• [TASK DETAILS]: Update the listing by swapping each "Stopped" for "Inactive" and leaving every other line as it stands.

Page element notes:
————————

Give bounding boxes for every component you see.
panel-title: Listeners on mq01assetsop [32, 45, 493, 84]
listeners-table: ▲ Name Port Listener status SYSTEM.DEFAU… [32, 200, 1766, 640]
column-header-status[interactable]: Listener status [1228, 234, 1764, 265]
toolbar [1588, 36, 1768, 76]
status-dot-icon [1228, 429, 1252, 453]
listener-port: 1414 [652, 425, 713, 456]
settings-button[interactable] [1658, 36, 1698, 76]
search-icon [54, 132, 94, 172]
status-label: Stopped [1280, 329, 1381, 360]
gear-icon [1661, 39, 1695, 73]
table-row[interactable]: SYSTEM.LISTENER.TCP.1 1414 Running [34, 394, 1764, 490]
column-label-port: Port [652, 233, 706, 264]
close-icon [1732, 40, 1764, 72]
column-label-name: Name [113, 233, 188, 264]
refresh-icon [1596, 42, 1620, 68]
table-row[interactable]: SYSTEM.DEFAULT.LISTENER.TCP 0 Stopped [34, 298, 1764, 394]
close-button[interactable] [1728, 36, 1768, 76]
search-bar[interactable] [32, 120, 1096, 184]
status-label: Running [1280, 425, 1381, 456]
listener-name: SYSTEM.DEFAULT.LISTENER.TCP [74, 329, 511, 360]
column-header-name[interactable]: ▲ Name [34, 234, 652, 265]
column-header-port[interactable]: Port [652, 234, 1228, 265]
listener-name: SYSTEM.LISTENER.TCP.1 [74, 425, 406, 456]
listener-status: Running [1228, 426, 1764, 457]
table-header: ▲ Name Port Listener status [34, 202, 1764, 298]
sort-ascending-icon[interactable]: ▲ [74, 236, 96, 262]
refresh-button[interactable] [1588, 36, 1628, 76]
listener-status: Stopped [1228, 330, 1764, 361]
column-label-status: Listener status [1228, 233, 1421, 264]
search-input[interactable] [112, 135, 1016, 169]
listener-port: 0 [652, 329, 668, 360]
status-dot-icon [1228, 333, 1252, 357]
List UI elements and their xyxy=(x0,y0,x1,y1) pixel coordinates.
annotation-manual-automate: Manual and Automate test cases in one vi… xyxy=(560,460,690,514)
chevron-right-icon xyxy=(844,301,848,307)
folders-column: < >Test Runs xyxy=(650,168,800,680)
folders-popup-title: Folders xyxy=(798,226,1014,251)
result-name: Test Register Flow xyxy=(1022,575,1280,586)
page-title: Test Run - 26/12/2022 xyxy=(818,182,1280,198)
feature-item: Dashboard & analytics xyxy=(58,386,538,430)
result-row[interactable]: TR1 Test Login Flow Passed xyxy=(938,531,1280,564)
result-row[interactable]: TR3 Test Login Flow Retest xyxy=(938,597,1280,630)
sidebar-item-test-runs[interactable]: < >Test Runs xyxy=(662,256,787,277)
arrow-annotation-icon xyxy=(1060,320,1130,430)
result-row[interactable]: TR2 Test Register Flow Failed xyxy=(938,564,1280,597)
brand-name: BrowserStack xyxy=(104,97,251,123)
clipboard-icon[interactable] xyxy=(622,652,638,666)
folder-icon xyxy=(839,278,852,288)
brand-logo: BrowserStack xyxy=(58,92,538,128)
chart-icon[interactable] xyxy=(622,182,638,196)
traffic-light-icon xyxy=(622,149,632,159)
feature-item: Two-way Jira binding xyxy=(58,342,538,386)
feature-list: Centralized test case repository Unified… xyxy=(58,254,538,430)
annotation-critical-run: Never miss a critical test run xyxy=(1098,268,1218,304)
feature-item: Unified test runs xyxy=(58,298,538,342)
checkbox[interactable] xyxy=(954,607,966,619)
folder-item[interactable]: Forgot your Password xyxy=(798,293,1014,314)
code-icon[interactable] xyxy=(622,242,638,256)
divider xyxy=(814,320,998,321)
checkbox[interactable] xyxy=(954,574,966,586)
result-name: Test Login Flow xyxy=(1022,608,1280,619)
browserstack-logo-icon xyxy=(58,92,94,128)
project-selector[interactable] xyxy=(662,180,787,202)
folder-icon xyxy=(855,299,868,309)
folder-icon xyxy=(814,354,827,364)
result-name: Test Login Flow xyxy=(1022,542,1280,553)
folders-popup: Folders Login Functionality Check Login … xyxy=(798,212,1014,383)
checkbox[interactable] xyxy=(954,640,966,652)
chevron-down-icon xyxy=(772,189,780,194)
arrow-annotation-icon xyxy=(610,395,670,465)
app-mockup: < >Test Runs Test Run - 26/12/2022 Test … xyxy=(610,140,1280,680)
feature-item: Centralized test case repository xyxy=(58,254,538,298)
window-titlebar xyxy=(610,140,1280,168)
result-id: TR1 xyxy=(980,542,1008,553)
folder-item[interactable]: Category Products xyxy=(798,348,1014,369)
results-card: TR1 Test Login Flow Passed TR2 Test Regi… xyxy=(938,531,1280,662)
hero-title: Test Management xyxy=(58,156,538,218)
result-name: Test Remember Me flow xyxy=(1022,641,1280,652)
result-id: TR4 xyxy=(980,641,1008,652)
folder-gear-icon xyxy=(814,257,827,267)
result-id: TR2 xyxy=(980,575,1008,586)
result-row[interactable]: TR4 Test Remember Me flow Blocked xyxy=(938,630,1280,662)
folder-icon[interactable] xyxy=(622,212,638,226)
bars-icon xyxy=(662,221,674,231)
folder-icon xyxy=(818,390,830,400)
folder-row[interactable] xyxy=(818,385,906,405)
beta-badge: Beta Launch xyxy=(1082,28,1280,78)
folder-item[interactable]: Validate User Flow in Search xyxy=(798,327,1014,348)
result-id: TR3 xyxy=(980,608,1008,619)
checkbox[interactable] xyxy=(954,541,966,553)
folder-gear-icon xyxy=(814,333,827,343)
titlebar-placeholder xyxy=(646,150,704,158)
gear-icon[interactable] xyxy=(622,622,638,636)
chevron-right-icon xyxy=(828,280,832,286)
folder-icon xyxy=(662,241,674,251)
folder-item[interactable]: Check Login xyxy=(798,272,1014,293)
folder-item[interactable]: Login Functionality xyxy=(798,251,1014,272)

————————

• [TASK RESPONSE]:
Give bounding boxes for every component you see.
panel-title: Listeners on mq01assetsop [32, 45, 493, 84]
listeners-table: ▲ Name Port Listener status SYSTEM.DEFAU… [32, 200, 1766, 640]
column-header-status[interactable]: Listener status [1228, 234, 1764, 265]
toolbar [1588, 36, 1768, 76]
status-dot-icon [1228, 429, 1252, 453]
listener-port: 1414 [652, 425, 713, 456]
settings-button[interactable] [1658, 36, 1698, 76]
search-icon [54, 132, 94, 172]
status-label: Inactive [1280, 329, 1381, 360]
gear-icon [1661, 39, 1695, 73]
table-row[interactable]: SYSTEM.LISTENER.TCP.1 1414 Running [34, 394, 1764, 490]
column-label-port: Port [652, 233, 706, 264]
close-icon [1732, 40, 1764, 72]
column-label-name: Name [113, 233, 188, 264]
refresh-icon [1596, 42, 1620, 68]
table-row[interactable]: SYSTEM.DEFAULT.LISTENER.TCP 0 Inactive [34, 298, 1764, 394]
close-button[interactable] [1728, 36, 1768, 76]
search-bar[interactable] [32, 120, 1096, 184]
status-label: Running [1280, 425, 1381, 456]
listener-name: SYSTEM.DEFAULT.LISTENER.TCP [74, 329, 511, 360]
column-header-name[interactable]: ▲ Name [34, 234, 652, 265]
column-header-port[interactable]: Port [652, 234, 1228, 265]
listener-name: SYSTEM.LISTENER.TCP.1 [74, 425, 406, 456]
listener-status: Running [1228, 426, 1764, 457]
table-header: ▲ Name Port Listener status [34, 202, 1764, 298]
sort-ascending-icon[interactable]: ▲ [74, 236, 96, 262]
refresh-button[interactable] [1588, 36, 1628, 76]
listener-status: Inactive [1228, 330, 1764, 361]
column-label-status: Listener status [1228, 233, 1421, 264]
search-input[interactable] [112, 135, 1016, 169]
listener-port: 0 [652, 329, 668, 360]
status-dot-icon [1228, 333, 1252, 357]
List UI elements and their xyxy=(x0,y0,x1,y1) pixel coordinates.
annotation-manual-automate: Manual and Automate test cases in one vi… xyxy=(560,460,690,514)
chevron-right-icon xyxy=(844,301,848,307)
folders-column: < >Test Runs xyxy=(650,168,800,680)
folders-popup-title: Folders xyxy=(798,226,1014,251)
result-name: Test Register Flow xyxy=(1022,575,1280,586)
page-title: Test Run - 26/12/2022 xyxy=(818,182,1280,198)
feature-item: Dashboard & analytics xyxy=(58,386,538,430)
result-row[interactable]: TR1 Test Login Flow Passed xyxy=(938,531,1280,564)
result-row[interactable]: TR3 Test Login Flow Retest xyxy=(938,597,1280,630)
sidebar-item-test-runs[interactable]: < >Test Runs xyxy=(662,256,787,277)
arrow-annotation-icon xyxy=(1060,320,1130,430)
result-row[interactable]: TR2 Test Register Flow Failed xyxy=(938,564,1280,597)
brand-name: BrowserStack xyxy=(104,97,251,123)
clipboard-icon[interactable] xyxy=(622,652,638,666)
folder-icon xyxy=(839,278,852,288)
brand-logo: BrowserStack xyxy=(58,92,538,128)
chart-icon[interactable] xyxy=(622,182,638,196)
traffic-light-icon xyxy=(622,149,632,159)
feature-item: Two-way Jira binding xyxy=(58,342,538,386)
feature-list: Centralized test case repository Unified… xyxy=(58,254,538,430)
annotation-critical-run: Never miss a critical test run xyxy=(1098,268,1218,304)
feature-item: Unified test runs xyxy=(58,298,538,342)
checkbox[interactable] xyxy=(954,607,966,619)
folder-item[interactable]: Forgot your Password xyxy=(798,293,1014,314)
code-icon[interactable] xyxy=(622,242,638,256)
divider xyxy=(814,320,998,321)
checkbox[interactable] xyxy=(954,574,966,586)
result-name: Test Login Flow xyxy=(1022,608,1280,619)
browserstack-logo-icon xyxy=(58,92,94,128)
project-selector[interactable] xyxy=(662,180,787,202)
folder-icon xyxy=(855,299,868,309)
folder-icon xyxy=(814,354,827,364)
result-name: Test Login Flow xyxy=(1022,542,1280,553)
folders-popup: Folders Login Functionality Check Login … xyxy=(798,212,1014,383)
checkbox[interactable] xyxy=(954,640,966,652)
chevron-down-icon xyxy=(772,189,780,194)
arrow-annotation-icon xyxy=(610,395,670,465)
app-mockup: < >Test Runs Test Run - 26/12/2022 Test … xyxy=(610,140,1280,680)
feature-item: Centralized test case repository xyxy=(58,254,538,298)
window-titlebar xyxy=(610,140,1280,168)
result-id: TR1 xyxy=(980,542,1008,553)
folder-item[interactable]: Category Products xyxy=(798,348,1014,369)
results-card: TR1 Test Login Flow Passed TR2 Test Regi… xyxy=(938,531,1280,662)
hero-title: Test Management xyxy=(58,156,538,218)
result-name: Test Remember Me flow xyxy=(1022,641,1280,652)
result-id: TR4 xyxy=(980,641,1008,652)
folder-gear-icon xyxy=(814,257,827,267)
result-id: TR2 xyxy=(980,575,1008,586)
result-row[interactable]: TR4 Test Remember Me flow Blocked xyxy=(938,630,1280,662)
folder-icon[interactable] xyxy=(622,212,638,226)
bars-icon xyxy=(662,221,674,231)
folder-icon xyxy=(818,390,830,400)
folder-row[interactable] xyxy=(818,385,906,405)
beta-badge: Beta Launch xyxy=(1082,28,1280,78)
folder-item[interactable]: Validate User Flow in Search xyxy=(798,327,1014,348)
result-id: TR3 xyxy=(980,608,1008,619)
checkbox[interactable] xyxy=(954,541,966,553)
folder-gear-icon xyxy=(814,333,827,343)
titlebar-placeholder xyxy=(646,150,704,158)
gear-icon[interactable] xyxy=(622,622,638,636)
chevron-right-icon xyxy=(828,280,832,286)
folder-icon xyxy=(662,241,674,251)
folder-item[interactable]: Check Login xyxy=(798,272,1014,293)
folder-item[interactable]: Login Functionality xyxy=(798,251,1014,272)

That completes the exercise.